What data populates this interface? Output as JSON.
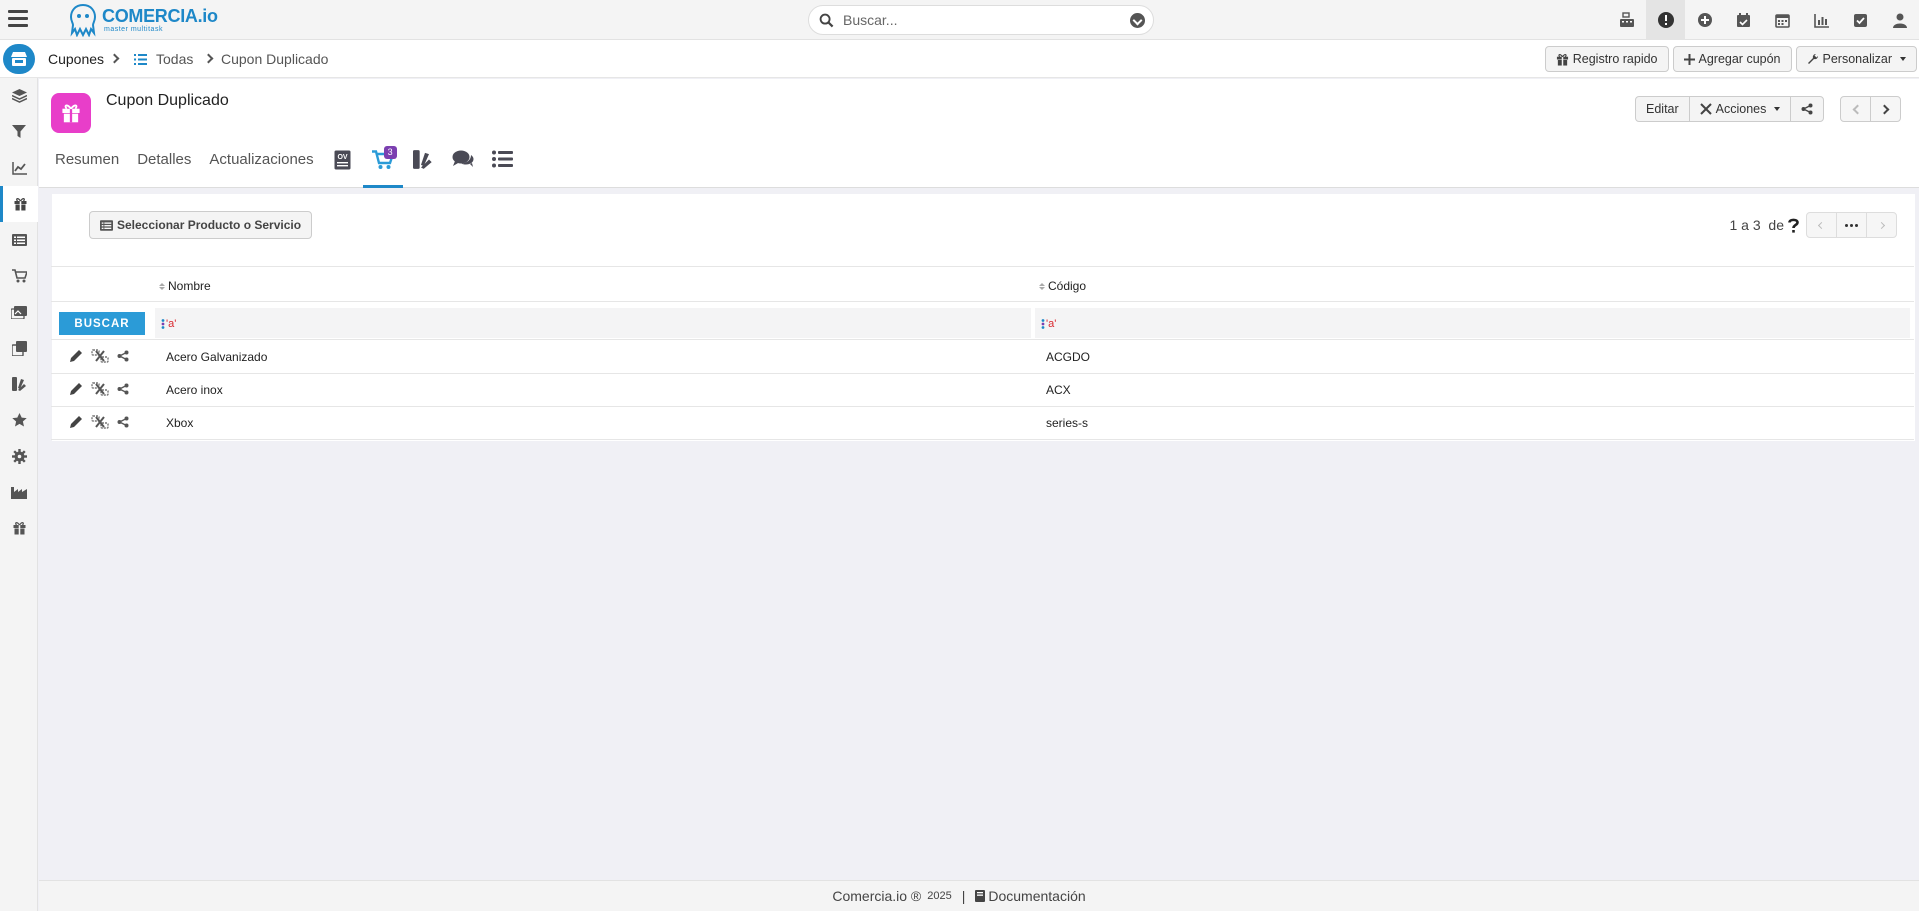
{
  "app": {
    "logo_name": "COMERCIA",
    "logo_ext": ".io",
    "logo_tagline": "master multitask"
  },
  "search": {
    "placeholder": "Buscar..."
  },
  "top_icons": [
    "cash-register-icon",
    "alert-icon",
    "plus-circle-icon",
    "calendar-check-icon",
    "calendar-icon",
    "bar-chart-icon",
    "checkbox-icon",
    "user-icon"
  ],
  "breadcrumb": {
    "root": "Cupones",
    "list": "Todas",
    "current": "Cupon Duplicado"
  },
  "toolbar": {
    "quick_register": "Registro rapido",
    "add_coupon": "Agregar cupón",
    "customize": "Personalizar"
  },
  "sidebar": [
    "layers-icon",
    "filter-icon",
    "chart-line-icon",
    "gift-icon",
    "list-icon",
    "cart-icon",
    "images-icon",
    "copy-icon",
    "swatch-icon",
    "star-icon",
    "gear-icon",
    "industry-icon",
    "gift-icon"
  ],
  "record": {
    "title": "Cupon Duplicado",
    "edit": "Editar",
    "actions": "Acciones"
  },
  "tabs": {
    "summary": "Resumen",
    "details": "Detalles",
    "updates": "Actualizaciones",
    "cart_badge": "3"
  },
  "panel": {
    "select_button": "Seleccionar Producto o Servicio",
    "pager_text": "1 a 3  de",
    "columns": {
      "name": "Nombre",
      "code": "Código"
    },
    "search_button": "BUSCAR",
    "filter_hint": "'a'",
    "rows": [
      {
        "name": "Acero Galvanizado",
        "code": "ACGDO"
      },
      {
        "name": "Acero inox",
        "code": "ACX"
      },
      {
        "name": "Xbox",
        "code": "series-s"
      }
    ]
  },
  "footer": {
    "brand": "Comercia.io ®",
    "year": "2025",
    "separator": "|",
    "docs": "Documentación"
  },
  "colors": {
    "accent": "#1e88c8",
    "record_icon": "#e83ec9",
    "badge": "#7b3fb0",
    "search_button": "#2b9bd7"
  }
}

> _The exercise_
Pull every line containing "Duplicado" from the material above.

> _Answer to this task_
    "current": "Cupon Duplicado"
    "title": "Cupon Duplicado",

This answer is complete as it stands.